Directions:
Please work out how many lines in the material contain "person" and give only that figure.

........

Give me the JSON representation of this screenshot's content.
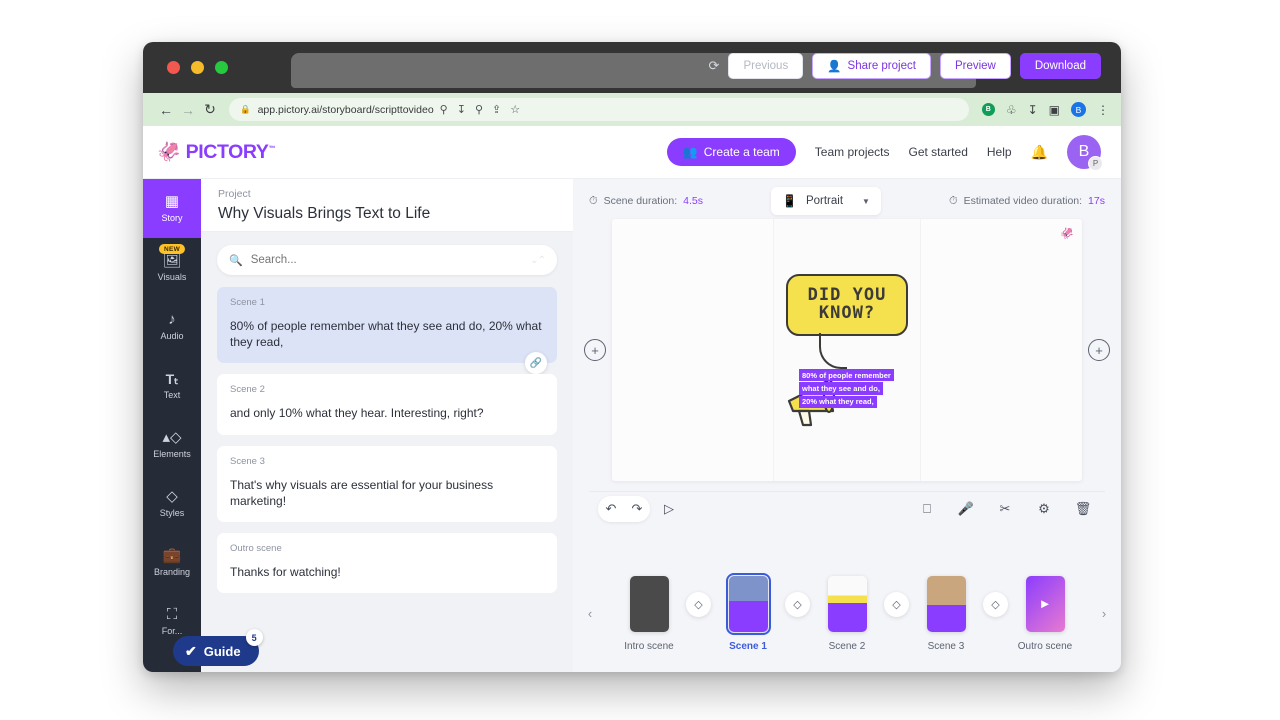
{
  "browser": {
    "back_icon": "back-arrow-icon",
    "forward_icon": "forward-arrow-icon",
    "reload_icon": "reload-icon",
    "lock_icon": "lock-icon",
    "url": "app.pictory.ai/storyboard/scripttovideo",
    "omni_icons": [
      "key-icon",
      "install-icon",
      "zoom-icon",
      "share-icon",
      "bookmark-star-icon"
    ],
    "ext_icons": [
      "extension-green-icon",
      "puzzle-icon",
      "download-icon",
      "sidepanel-icon"
    ],
    "profile_initial": "B",
    "menu_icon": "kebab-menu-icon"
  },
  "header": {
    "logo_text": "PICTORY",
    "logo_tm": "™",
    "logo_mark": "octopus-icon",
    "create_team_label": "Create a team",
    "links": [
      "Team projects",
      "Get started",
      "Help"
    ],
    "bell_icon": "bell-icon",
    "avatar_initial": "B",
    "avatar_badge": "P"
  },
  "rail": {
    "items": [
      {
        "label": "Story",
        "icon": "grid-icon",
        "badge": ""
      },
      {
        "label": "Visuals",
        "icon": "image-icon",
        "badge": "NEW"
      },
      {
        "label": "Audio",
        "icon": "music-note-icon",
        "badge": ""
      },
      {
        "label": "Text",
        "icon": "text-icon",
        "badge": ""
      },
      {
        "label": "Elements",
        "icon": "shapes-icon",
        "badge": ""
      },
      {
        "label": "Styles",
        "icon": "layers-style-icon",
        "badge": ""
      },
      {
        "label": "Branding",
        "icon": "briefcase-icon",
        "badge": ""
      },
      {
        "label": "For...",
        "icon": "format-icon",
        "badge": ""
      }
    ],
    "active_index": 0,
    "guide_label": "Guide",
    "guide_count": "5",
    "guide_icon": "check-circle-icon"
  },
  "project": {
    "sub_label": "Project",
    "title": "Why Visuals Brings Text to Life",
    "spinner_icon": "loading-spinner-icon",
    "previous_label": "Previous",
    "share_label": "Share project",
    "share_icon": "person-add-icon",
    "preview_label": "Preview",
    "download_label": "Download"
  },
  "search": {
    "placeholder": "Search...",
    "value": "",
    "icon": "search-icon",
    "chevrons": "⌄⌃"
  },
  "scenes": [
    {
      "label": "Scene 1",
      "text": "80% of people remember what they see and do, 20% what they read,",
      "active": true
    },
    {
      "label": "Scene 2",
      "text": "and only 10% what they hear. Interesting, right?",
      "active": false
    },
    {
      "label": "Scene 3",
      "text": "That's why visuals are essential for your business marketing!",
      "active": false
    },
    {
      "label": "Outro scene",
      "text": "Thanks for watching!",
      "active": false
    }
  ],
  "link_badge_icon": "link-icon",
  "meta": {
    "scene_duration_label": "Scene duration:",
    "scene_duration_value": "4.5s",
    "estimated_label": "Estimated video duration:",
    "estimated_value": "17s",
    "clock_icon": "clock-icon",
    "ratio_value": "Portrait",
    "ratio_icon": "phone-portrait-icon",
    "caret_icon": "chevron-down-icon"
  },
  "canvas": {
    "add_left_icon": "plus-circle-icon",
    "add_right_icon": "plus-circle-icon",
    "watermark_icon": "octopus-icon",
    "bubble_line1": "DID YOU",
    "bubble_line2": "KNOW?",
    "caption_lines": [
      "80% of people remember",
      "what they see and do,",
      "20% what they read,"
    ]
  },
  "edit_toolbar": {
    "undo_icon": "undo-icon",
    "redo_icon": "redo-icon",
    "play_icon": "play-circle-icon",
    "right_icons": [
      "captions-cc-icon",
      "microphone-icon",
      "scissors-icon",
      "gear-icon",
      "trash-icon"
    ]
  },
  "timeline": {
    "prev_icon": "chevron-left-icon",
    "next_icon": "chevron-right-icon",
    "transition_icon": "transition-layers-icon",
    "items": [
      {
        "label": "Intro scene",
        "selected": false,
        "eye": "eye-off-icon",
        "thumb": "dark"
      },
      {
        "label": "Scene 1",
        "selected": true,
        "eye": "",
        "thumb": "blue"
      },
      {
        "label": "Scene 2",
        "selected": false,
        "eye": "",
        "thumb": "light"
      },
      {
        "label": "Scene 3",
        "selected": false,
        "eye": "",
        "thumb": "person"
      },
      {
        "label": "Outro scene",
        "selected": false,
        "eye": "eye-on-icon",
        "thumb": "gradient"
      }
    ]
  },
  "colors": {
    "brand_purple": "#8b3dff",
    "rail_dark": "#262b38",
    "accent_blue": "#3b5bdb",
    "bubble_yellow": "#f5e04e"
  }
}
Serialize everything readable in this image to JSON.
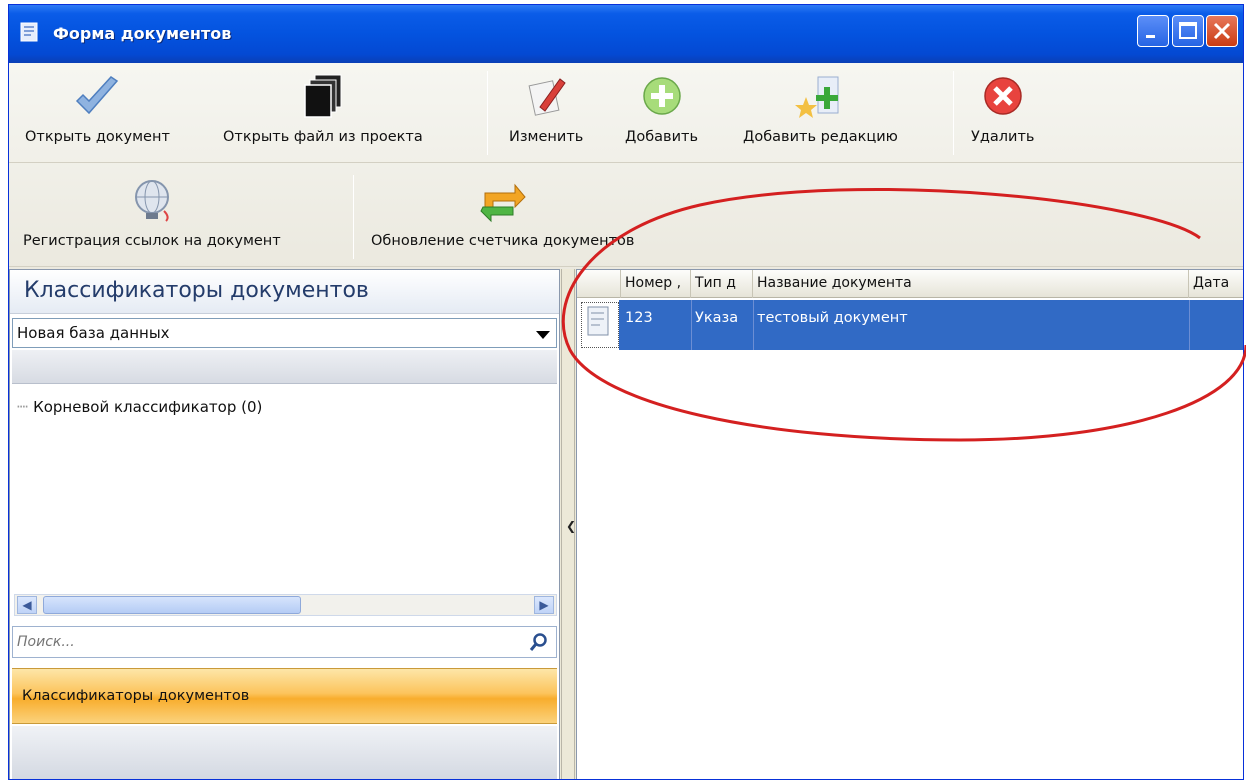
{
  "window": {
    "title": "Форма документов"
  },
  "toolbar": {
    "row1": [
      {
        "label": "Открыть документ",
        "icon": "checkmark-document-icon"
      },
      {
        "label": "Открыть файл из проекта",
        "icon": "stacked-documents-icon"
      },
      {
        "label": "Изменить",
        "icon": "edit-pencil-icon"
      },
      {
        "label": "Добавить",
        "icon": "add-plus-icon"
      },
      {
        "label": "Добавить редакцию",
        "icon": "add-revision-icon"
      },
      {
        "label": "Удалить",
        "icon": "delete-x-icon"
      }
    ],
    "row2": [
      {
        "label": "Регистрация ссылок на документ",
        "icon": "globe-link-icon"
      },
      {
        "label": "Обновление счетчика документов",
        "icon": "refresh-arrows-icon"
      }
    ]
  },
  "left_pane": {
    "title": "Классификаторы документов",
    "database_select": "Новая база данных",
    "tree": [
      {
        "label": "Корневой классификатор (0)"
      }
    ],
    "search": {
      "placeholder": "Поиск..."
    },
    "nav_active": "Классификаторы документов"
  },
  "grid": {
    "columns": [
      "Номер ,",
      "Тип д",
      "Название документа",
      "Дата"
    ],
    "rows": [
      {
        "number": "123",
        "type": "Указа",
        "name": "тестовый документ",
        "date": ""
      }
    ]
  },
  "colors": {
    "title_bar": "#0453df",
    "selection": "#316ac5",
    "nav_active": "#fcc45c",
    "annotation_ellipse": "#d42020"
  }
}
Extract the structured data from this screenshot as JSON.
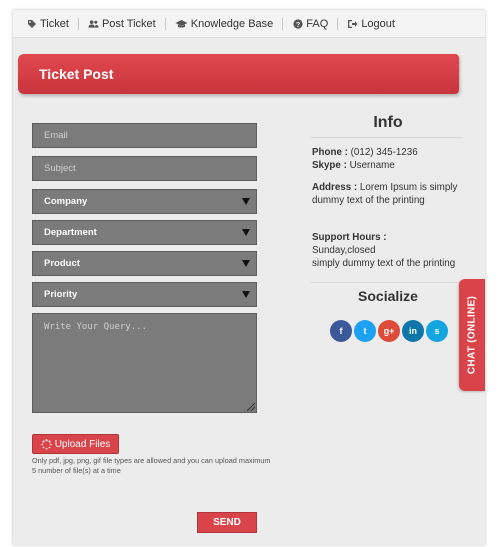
{
  "nav": {
    "items": [
      {
        "label": "Ticket",
        "icon": "tag-icon"
      },
      {
        "label": "Post Ticket",
        "icon": "users-icon"
      },
      {
        "label": "Knowledge Base",
        "icon": "graduation-cap-icon"
      },
      {
        "label": "FAQ",
        "icon": "question-circle-icon"
      },
      {
        "label": "Logout",
        "icon": "sign-out-icon"
      }
    ]
  },
  "header": {
    "title": "Ticket Post"
  },
  "form": {
    "email_placeholder": "Email",
    "subject_placeholder": "Subject",
    "company_selected": "Company",
    "department_selected": "Department",
    "product_selected": "Product",
    "priority_selected": "Priority",
    "query_placeholder": "Write Your Query...",
    "upload_label": "Upload Files",
    "upload_note": "Only pdf, jpg, png, gif file types are allowed and you can upload maximum 5 number of file(s) at a time",
    "send_label": "SEND"
  },
  "info": {
    "title": "Info",
    "phone_label": "Phone :",
    "phone_value": "(012) 345-1236",
    "skype_label": "Skype :",
    "skype_value": "Username",
    "address_label": "Address :",
    "address_value": "Lorem Ipsum is simply dummy text of the printing",
    "support_label": "Support Hours :",
    "support_line1": "Sunday,closed",
    "support_line2": "simply dummy text of the printing"
  },
  "social": {
    "title": "Socialize",
    "items": [
      {
        "icon": "facebook-icon",
        "glyph": "f",
        "color": "#3b5998"
      },
      {
        "icon": "twitter-icon",
        "glyph": "t",
        "color": "#1da1f2"
      },
      {
        "icon": "google-plus-icon",
        "glyph": "g+",
        "color": "#dd4b39"
      },
      {
        "icon": "linkedin-icon",
        "glyph": "in",
        "color": "#0e76a8"
      },
      {
        "icon": "skype-icon",
        "glyph": "s",
        "color": "#12a5e0"
      }
    ]
  },
  "chat": {
    "label": "CHAT (ONLINE)"
  },
  "colors": {
    "accent": "#d9444a",
    "field": "#7b7b7b"
  }
}
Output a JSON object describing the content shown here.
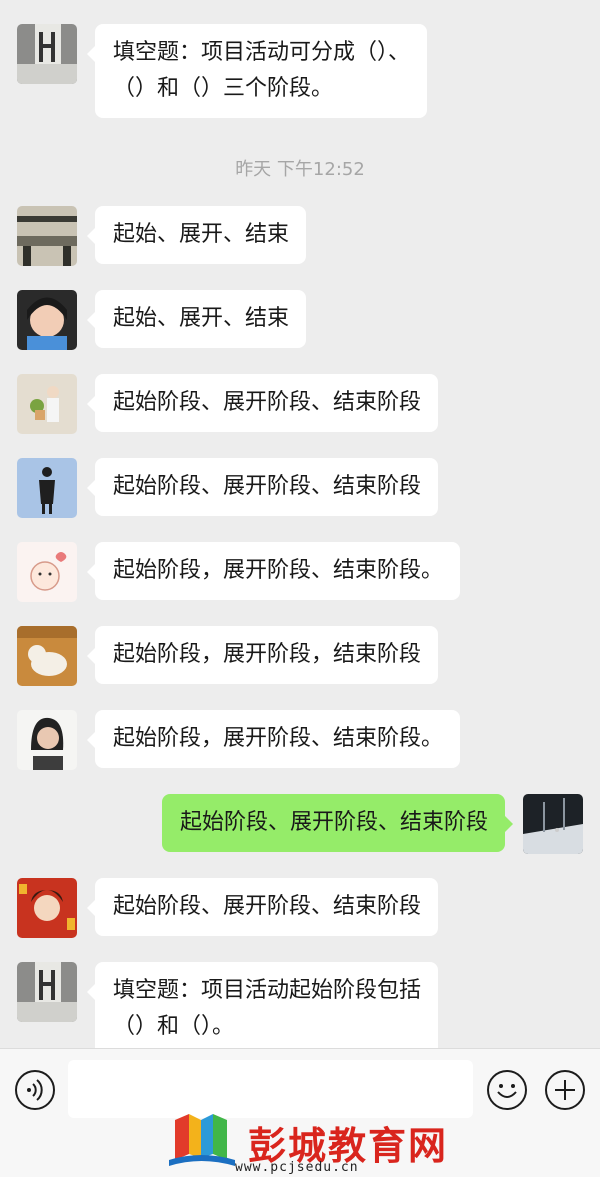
{
  "chat": {
    "timestamp": "昨天 下午12:52",
    "messages": [
      {
        "side": "left",
        "avatar": "avatar-statue",
        "text": "填空题：项目活动可分成（）、\n（）和（）三个阶段。"
      },
      {
        "side": "left",
        "avatar": "avatar-building",
        "text": "起始、展开、结束"
      },
      {
        "side": "left",
        "avatar": "avatar-girl",
        "text": "起始、展开、结束"
      },
      {
        "side": "left",
        "avatar": "avatar-illustration-plant",
        "text": "起始阶段、展开阶段、结束阶段"
      },
      {
        "side": "left",
        "avatar": "avatar-illustration-figure",
        "text": "起始阶段、展开阶段、结束阶段"
      },
      {
        "side": "left",
        "avatar": "avatar-cartoon-baby",
        "text": "起始阶段，展开阶段、结束阶段。"
      },
      {
        "side": "left",
        "avatar": "avatar-cat",
        "text": "起始阶段，展开阶段，结束阶段"
      },
      {
        "side": "left",
        "avatar": "avatar-woman",
        "text": "起始阶段，展开阶段、结束阶段。"
      },
      {
        "side": "right",
        "avatar": "avatar-snow-scene",
        "text": "起始阶段、展开阶段、结束阶段"
      },
      {
        "side": "left",
        "avatar": "avatar-red-art",
        "text": "起始阶段、展开阶段、结束阶段"
      },
      {
        "side": "left",
        "avatar": "avatar-statue",
        "text": "填空题：项目活动起始阶段包括\n（）和（）。"
      }
    ]
  },
  "input_bar": {
    "voice_icon": "voice-icon",
    "emoji_icon": "emoji-icon",
    "plus_icon": "plus-icon",
    "input_value": ""
  },
  "watermark": {
    "brand": "彭城教育网",
    "url": "www.pcjsedu.cn"
  },
  "colors": {
    "background": "#ededed",
    "incoming_bubble": "#ffffff",
    "outgoing_bubble": "#95ec69",
    "timestamp": "#a6a6a6",
    "watermark_red": "#d9251d"
  }
}
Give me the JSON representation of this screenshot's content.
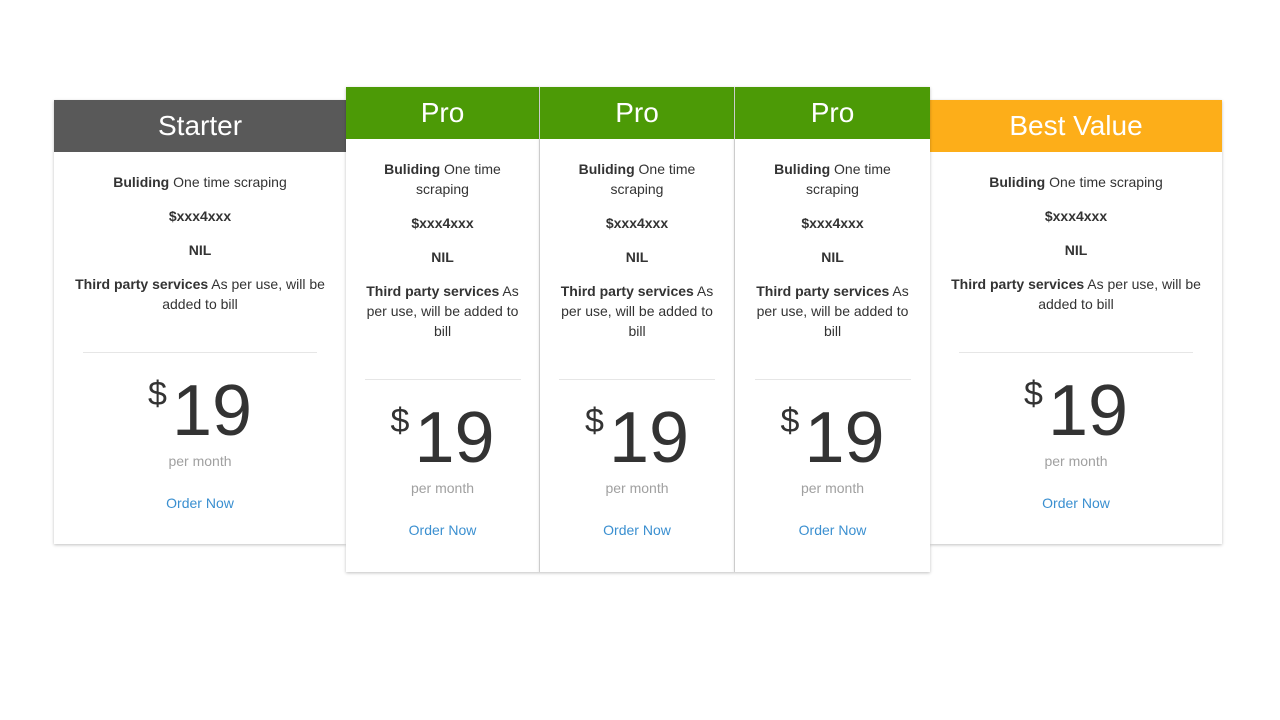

........

Task result:
2